## Set problem
Skip the images. Copy the records exactly as written.

## Raw data
[Begin]
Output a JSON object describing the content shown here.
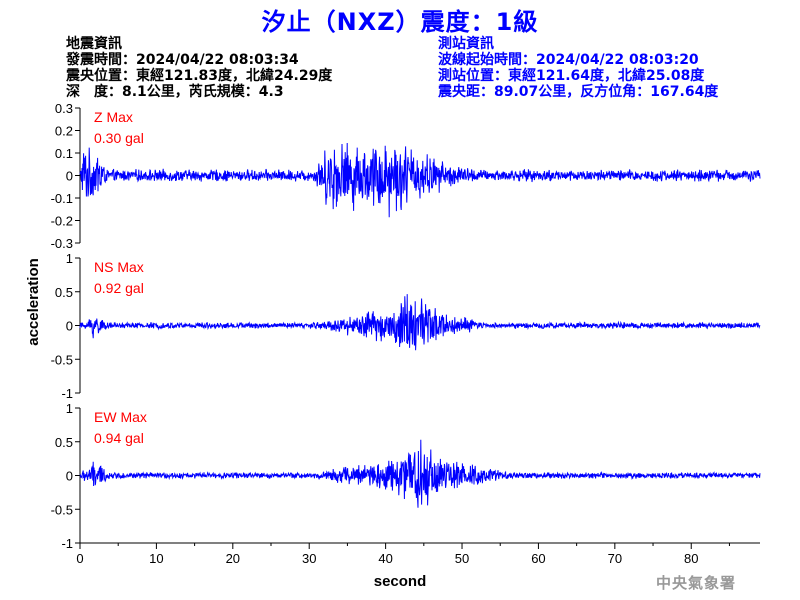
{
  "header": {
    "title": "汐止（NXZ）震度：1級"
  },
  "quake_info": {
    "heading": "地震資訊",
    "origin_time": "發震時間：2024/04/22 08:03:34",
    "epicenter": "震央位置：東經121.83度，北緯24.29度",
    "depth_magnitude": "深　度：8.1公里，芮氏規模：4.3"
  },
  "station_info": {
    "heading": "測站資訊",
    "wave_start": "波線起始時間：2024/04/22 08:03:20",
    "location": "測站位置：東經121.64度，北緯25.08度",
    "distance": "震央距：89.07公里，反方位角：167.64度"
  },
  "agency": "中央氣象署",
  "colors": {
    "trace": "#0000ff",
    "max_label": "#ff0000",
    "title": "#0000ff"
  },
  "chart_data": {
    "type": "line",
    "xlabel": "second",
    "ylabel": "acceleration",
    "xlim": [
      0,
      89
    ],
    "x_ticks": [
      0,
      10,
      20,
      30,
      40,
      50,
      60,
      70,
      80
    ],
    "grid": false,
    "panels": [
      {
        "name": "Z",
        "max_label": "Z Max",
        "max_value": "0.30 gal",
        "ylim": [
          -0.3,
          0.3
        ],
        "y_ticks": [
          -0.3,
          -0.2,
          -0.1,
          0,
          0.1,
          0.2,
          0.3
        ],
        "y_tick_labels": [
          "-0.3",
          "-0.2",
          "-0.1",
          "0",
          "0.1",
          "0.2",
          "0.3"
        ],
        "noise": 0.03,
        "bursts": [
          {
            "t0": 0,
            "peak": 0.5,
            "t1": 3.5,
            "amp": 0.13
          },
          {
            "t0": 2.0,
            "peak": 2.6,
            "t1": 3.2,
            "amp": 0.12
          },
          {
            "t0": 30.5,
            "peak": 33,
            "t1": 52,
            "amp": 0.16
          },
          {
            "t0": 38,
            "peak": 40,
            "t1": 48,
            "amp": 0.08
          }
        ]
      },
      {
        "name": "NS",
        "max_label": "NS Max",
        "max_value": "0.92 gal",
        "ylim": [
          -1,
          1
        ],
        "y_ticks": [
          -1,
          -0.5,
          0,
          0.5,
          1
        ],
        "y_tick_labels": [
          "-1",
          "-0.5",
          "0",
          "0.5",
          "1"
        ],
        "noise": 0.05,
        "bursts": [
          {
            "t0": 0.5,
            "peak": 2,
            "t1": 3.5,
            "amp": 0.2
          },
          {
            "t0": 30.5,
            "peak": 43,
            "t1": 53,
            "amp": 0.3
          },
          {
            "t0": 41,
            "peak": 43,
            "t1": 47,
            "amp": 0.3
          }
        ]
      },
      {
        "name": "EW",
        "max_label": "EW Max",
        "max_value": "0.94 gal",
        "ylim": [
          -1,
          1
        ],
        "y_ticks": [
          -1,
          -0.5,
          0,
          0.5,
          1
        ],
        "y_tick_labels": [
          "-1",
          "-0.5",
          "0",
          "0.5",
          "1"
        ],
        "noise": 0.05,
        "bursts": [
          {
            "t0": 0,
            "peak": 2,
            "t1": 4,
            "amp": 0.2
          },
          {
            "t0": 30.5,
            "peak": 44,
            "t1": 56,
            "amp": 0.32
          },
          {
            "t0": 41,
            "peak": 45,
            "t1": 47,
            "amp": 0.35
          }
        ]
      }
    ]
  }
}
[End]
## Full answer
Output a JSON object describing the content shown here.
{
  "header": {
    "title": "汐止（NXZ）震度：1級"
  },
  "quake_info": {
    "heading": "地震資訊",
    "origin_time": "發震時間：2024/04/22 08:03:34",
    "epicenter": "震央位置：東經121.83度，北緯24.29度",
    "depth_magnitude": "深　度：8.1公里，芮氏規模：4.3"
  },
  "station_info": {
    "heading": "測站資訊",
    "wave_start": "波線起始時間：2024/04/22 08:03:20",
    "location": "測站位置：東經121.64度，北緯25.08度",
    "distance": "震央距：89.07公里，反方位角：167.64度"
  },
  "agency": "中央氣象署",
  "colors": {
    "trace": "#0000ff",
    "max_label": "#ff0000",
    "title": "#0000ff"
  },
  "chart_data": {
    "type": "line",
    "xlabel": "second",
    "ylabel": "acceleration",
    "xlim": [
      0,
      89
    ],
    "x_ticks": [
      0,
      10,
      20,
      30,
      40,
      50,
      60,
      70,
      80
    ],
    "grid": false,
    "panels": [
      {
        "name": "Z",
        "max_label": "Z Max",
        "max_value": "0.30 gal",
        "ylim": [
          -0.3,
          0.3
        ],
        "y_ticks": [
          -0.3,
          -0.2,
          -0.1,
          0,
          0.1,
          0.2,
          0.3
        ],
        "y_tick_labels": [
          "-0.3",
          "-0.2",
          "-0.1",
          "0",
          "0.1",
          "0.2",
          "0.3"
        ],
        "noise": 0.03,
        "bursts": [
          {
            "t0": 0,
            "peak": 0.5,
            "t1": 3.5,
            "amp": 0.13
          },
          {
            "t0": 2.0,
            "peak": 2.6,
            "t1": 3.2,
            "amp": 0.12
          },
          {
            "t0": 30.5,
            "peak": 33,
            "t1": 52,
            "amp": 0.16
          },
          {
            "t0": 38,
            "peak": 40,
            "t1": 48,
            "amp": 0.08
          }
        ]
      },
      {
        "name": "NS",
        "max_label": "NS Max",
        "max_value": "0.92 gal",
        "ylim": [
          -1,
          1
        ],
        "y_ticks": [
          -1,
          -0.5,
          0,
          0.5,
          1
        ],
        "y_tick_labels": [
          "-1",
          "-0.5",
          "0",
          "0.5",
          "1"
        ],
        "noise": 0.05,
        "bursts": [
          {
            "t0": 0.5,
            "peak": 2,
            "t1": 3.5,
            "amp": 0.2
          },
          {
            "t0": 30.5,
            "peak": 43,
            "t1": 53,
            "amp": 0.3
          },
          {
            "t0": 41,
            "peak": 43,
            "t1": 47,
            "amp": 0.3
          }
        ]
      },
      {
        "name": "EW",
        "max_label": "EW Max",
        "max_value": "0.94 gal",
        "ylim": [
          -1,
          1
        ],
        "y_ticks": [
          -1,
          -0.5,
          0,
          0.5,
          1
        ],
        "y_tick_labels": [
          "-1",
          "-0.5",
          "0",
          "0.5",
          "1"
        ],
        "noise": 0.05,
        "bursts": [
          {
            "t0": 0,
            "peak": 2,
            "t1": 4,
            "amp": 0.2
          },
          {
            "t0": 30.5,
            "peak": 44,
            "t1": 56,
            "amp": 0.32
          },
          {
            "t0": 41,
            "peak": 45,
            "t1": 47,
            "amp": 0.35
          }
        ]
      }
    ]
  }
}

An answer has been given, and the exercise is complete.